* **DATA SUPPLIED**:
● ● ● ● ●

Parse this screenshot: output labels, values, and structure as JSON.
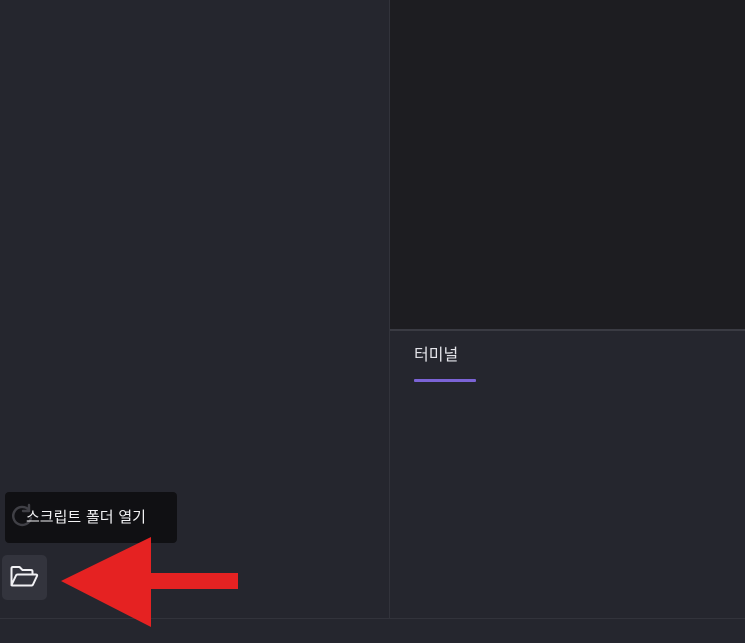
{
  "terminal": {
    "tab_label": "터미널"
  },
  "sidebar": {
    "open_folder_tooltip": "스크립트 폴더 열기",
    "open_folder_icon": "folder-open-icon"
  },
  "colors": {
    "background": "#25262e",
    "editor_background": "#1d1d21",
    "tab_accent": "#7b63d6",
    "tooltip_background": "#101013",
    "annotation_arrow": "#e52222"
  }
}
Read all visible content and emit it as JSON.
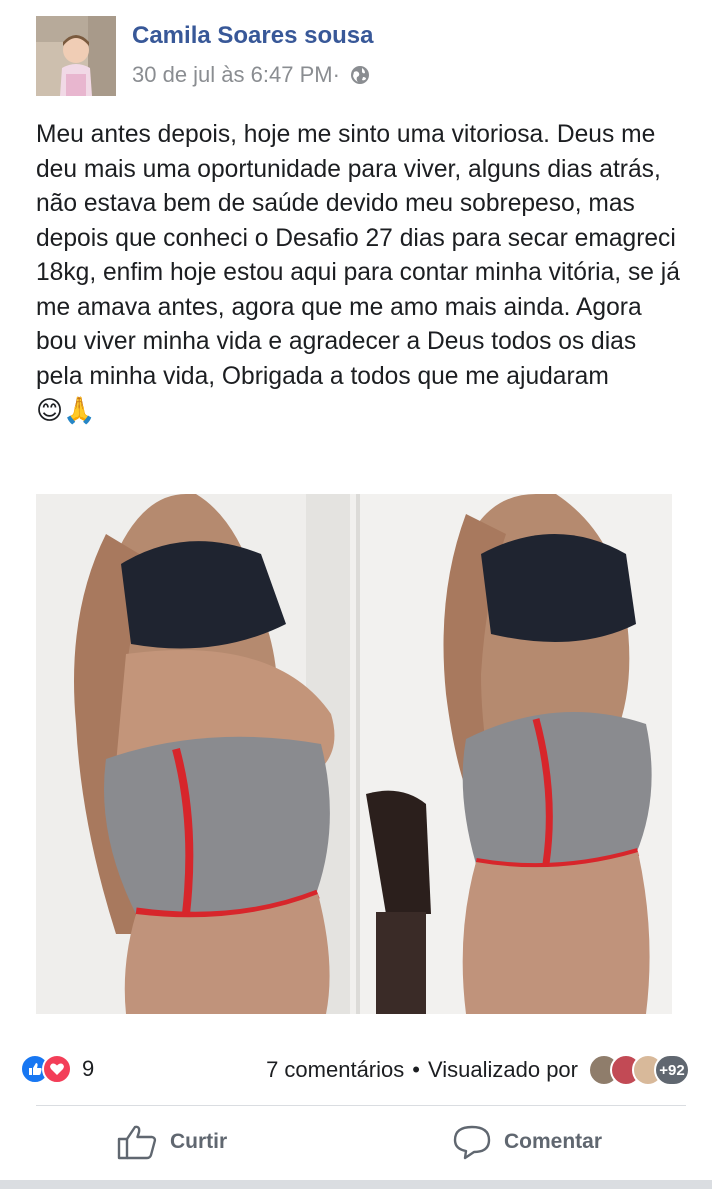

● ● ● ● ●

* **GOAL OF THE EXERCISE**: Strip out the images, then output the records above word for word.

* **THE RESPONSE**:
Parse this screenshot: output labels, values, and structure as JSON.
{
  "terminal": {
    "tab_label": "터미널"
  },
  "sidebar": {
    "open_folder_tooltip": "스크립트 폴더 열기",
    "open_folder_icon": "folder-open-icon"
  },
  "colors": {
    "background": "#25262e",
    "editor_background": "#1d1d21",
    "tab_accent": "#7b63d6",
    "tooltip_background": "#101013",
    "annotation_arrow": "#e52222"
  }
}
Read all visible content and emit it as JSON.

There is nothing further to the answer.